╭─ Given entries
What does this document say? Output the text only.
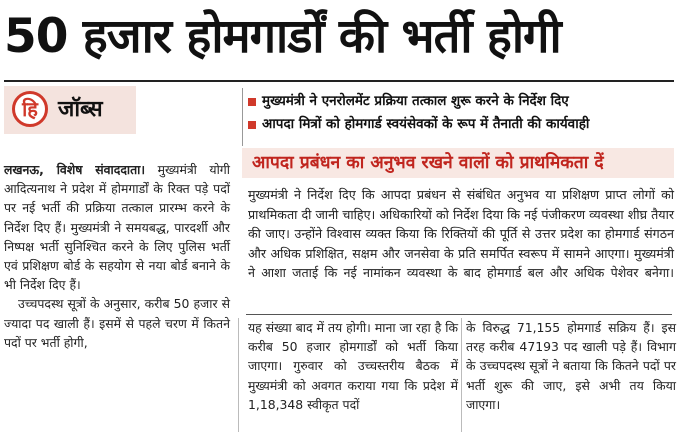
50 हजार होमगार्डों की भर्ती होगी
हि जॉब्स	मुख्यमंत्री ने एनरोलमेंट प्रक्रिया तत्काल शुरू करने के निर्देश दिए
आपदा मित्रों को होमगार्ड स्वयंसेवकों के रूप में तैनाती की कार्यवाही
आपदा प्रबंधन का अनुभव रखने वालों को प्राथमिकता दें

मुख्यमंत्री ने निर्देश दिए कि आपदा प्रबंधन से संबंधित अनुभव या प्रशिक्षण प्राप्त लोगों को प्राथमिकता दी जानी चाहिए। अधिकारियों को निर्देश दिया कि नई पंजीकरण व्यवस्था शीघ्र तैयार की जाए। उन्होंने विश्वास व्यक्त किया कि रिक्तियों की पूर्ति से उत्तर प्रदेश का होमगार्ड संगठन और अधिक प्रशिक्षित, सक्षम और जनसेवा के प्रति समर्पित स्वरूप में सामने आएगा। मुख्यमंत्री ने आशा जताई कि नई नामांकन व्यवस्था के बाद होमगार्ड बल और अधिक पेशेवर बनेगा।

लखनऊ, विशेष संवाददाता। मुख्यमंत्री योगी आदित्यनाथ ने प्रदेश में होमगार्डों के रिक्त पड़े पदों पर नई भर्ती की प्रक्रिया तत्काल प्रारम्भ करने के निर्देश दिए हैं। मुख्यमंत्री ने समयबद्ध, पारदर्शी और निष्पक्ष भर्ती सुनिश्चित करने के लिए पुलिस भर्ती एवं प्रशिक्षण बोर्ड के सहयोग से नया बोर्ड बनाने के भी निर्देश दिए हैं।

उच्चपदस्थ सूत्रों के अनुसार, करीब 50 हजार से ज्यादा पद खाली हैं। इसमें से पहले चरण में कितने पदों पर भर्ती होगी,

यह संख्या बाद में तय होगी। माना जा रहा है कि करीब 50 हजार होमगार्डों को भर्ती किया जाएगा। गुरुवार को उच्चस्तरीय बैठक में मुख्यमंत्री को अवगत कराया गया कि प्रदेश में 1,18,348 स्वीकृत पदों

के विरुद्ध 71,155 होमगार्ड सक्रिय हैं। इस तरह करीब 47193 पद खाली पड़े हैं। विभाग के उच्चपदस्थ सूत्रों ने बताया कि कितने पदों पर भर्ती शुरू की जाए, इसे अभी तय किया जाएगा।
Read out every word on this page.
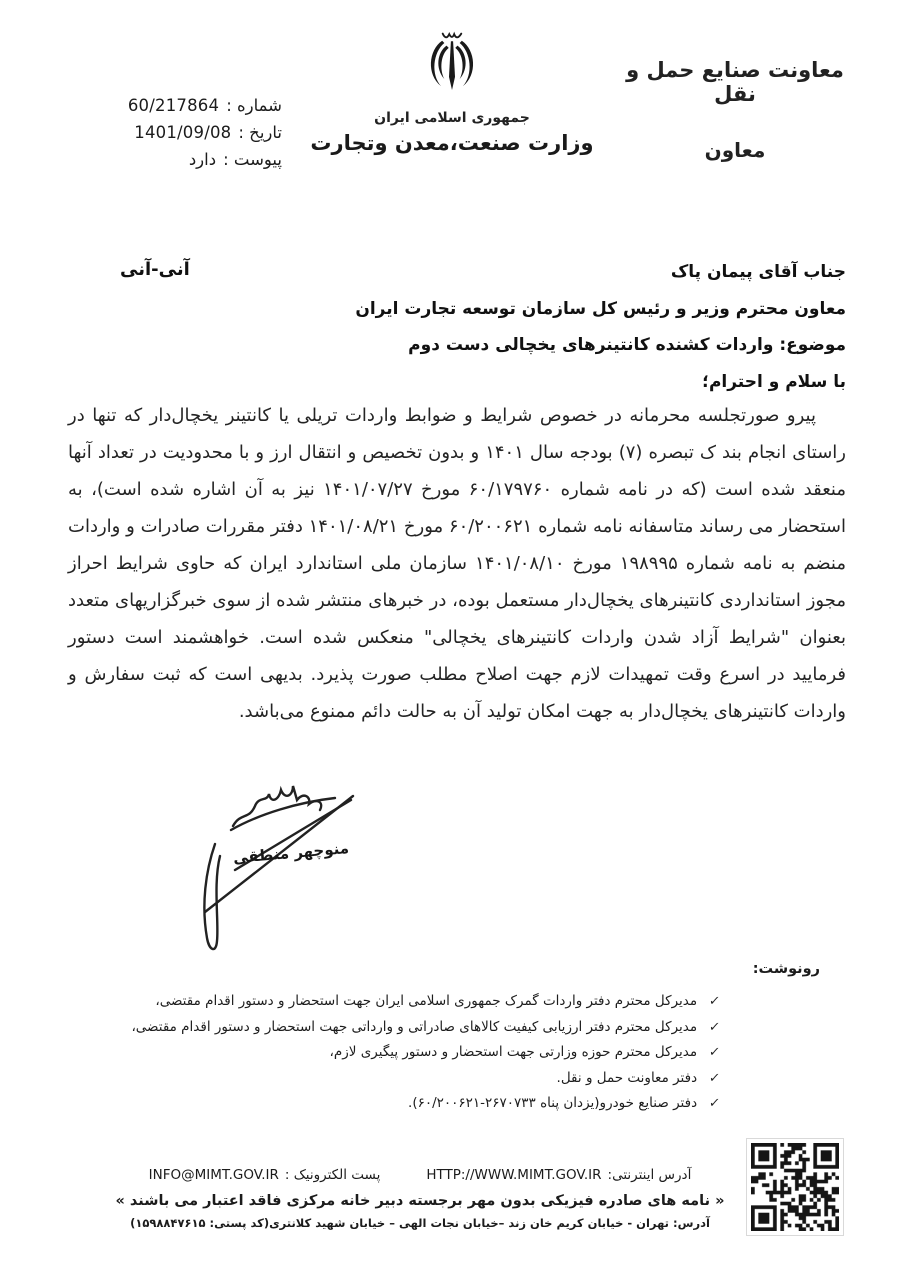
معاونت صنایع حمل و نقل
معاون
جمهوری اسلامی ایران
وزارت صنعت،معدن وتجارت
شماره :
60/217864
تاریخ :
1401/09/08
پیوست :
دارد
آنی-آنی	جناب آقای پیمان پاک
معاون محترم وزیر و رئیس کل سازمان توسعه تجارت ایران
موضوع: واردات کشنده کانتینرهای یخچالی دست دوم
با سلام و احترام؛

پیرو صورتجلسه محرمانه در خصوص شرایط و ضوابط واردات تریلی یا کانتینر یخچال‌دار که تنها در راستای انجام بند ک تبصره (۷) بودجه سال ۱۴۰۱ و بدون تخصیص و انتقال ارز و با محدودیت در تعداد آنها منعقد شده است (که در نامه شماره ۶۰/۱۷۹۷۶۰ مورخ ۱۴۰۱/۰۷/۲۷ نیز به آن اشاره شده است)، به استحضار می رساند متاسفانه نامه شماره ۶۰/۲۰۰۶۲۱ مورخ ۱۴۰۱/۰۸/۲۱ دفتر مقررات صادرات و واردات منضم به نامه شماره ۱۹۸۹۹۵ مورخ ۱۴۰۱/۰۸/۱۰ سازمان ملی استاندارد ایران که حاوی شرایط احراز مجوز استانداردی کانتینرهای یخچال‌دار مستعمل بوده، در خبرهای منتشر شده از سوی خبرگزاریهای متعدد بعنوان "شرایط آزاد شدن واردات کانتینرهای یخچالی" منعکس شده است. خواهشمند است دستور فرمایید در اسرع وقت تمهیدات لازم جهت اصلاح مطلب صورت پذیرد. بدیهی است که ثبت سفارش و واردات کانتینرهای یخچال‌دار به جهت امکان تولید آن به حالت دائم ممنوع می‌باشد.

منوچهر منطقی
رونوشت:
✓
مدیرکل محترم دفتر واردات گمرک جمهوری اسلامی ایران جهت استحضار و دستور اقدام مقتضی،
✓
مدیرکل محترم دفتر ارزیابی کیفیت کالاهای صادراتی و وارداتی جهت استحضار و دستور اقدام مقتضی،
✓
مدیرکل محترم حوزه وزارتی جهت استحضار و دستور پیگیری لازم،
✓
دفتر معاونت حمل و نقل.
✓
دفتر صنایع خودرو(یزدان پناه ۲۶۷۰۷۳۳-۶۰/۲۰۰۶۲۱).
آدرس اینترنتی:
HTTP://WWW.MIMT.GOV.IR
پست الکترونیک :
INFO@MIMT.GOV.IR
« نامه های صادره فیزیکی بدون مهر برجسته دبیر خانه مرکزی فاقد اعتبار می باشند »
آدرس: تهران - خیابان کریم خان زند –خیابان نجات الهی – خیابان شهید کلانتری(کد پستی: ۱۵۹۸۸۴۷۶۱۵)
╰─
--- Task statement ---
Collect from the data above every line that includes "مدیرکل".

--- Response for this exercise ---
مدیرکل محترم دفتر واردات گمرک جمهوری اسلامی ایران جهت استحضار و دستور اقدام مقتضی،
مدیرکل محترم دفتر ارزیابی کیفیت کالاهای صادراتی و وارداتی جهت استحضار و دستور اقدام مقتضی،
مدیرکل محترم حوزه وزارتی جهت استحضار و دستور پیگیری لازم،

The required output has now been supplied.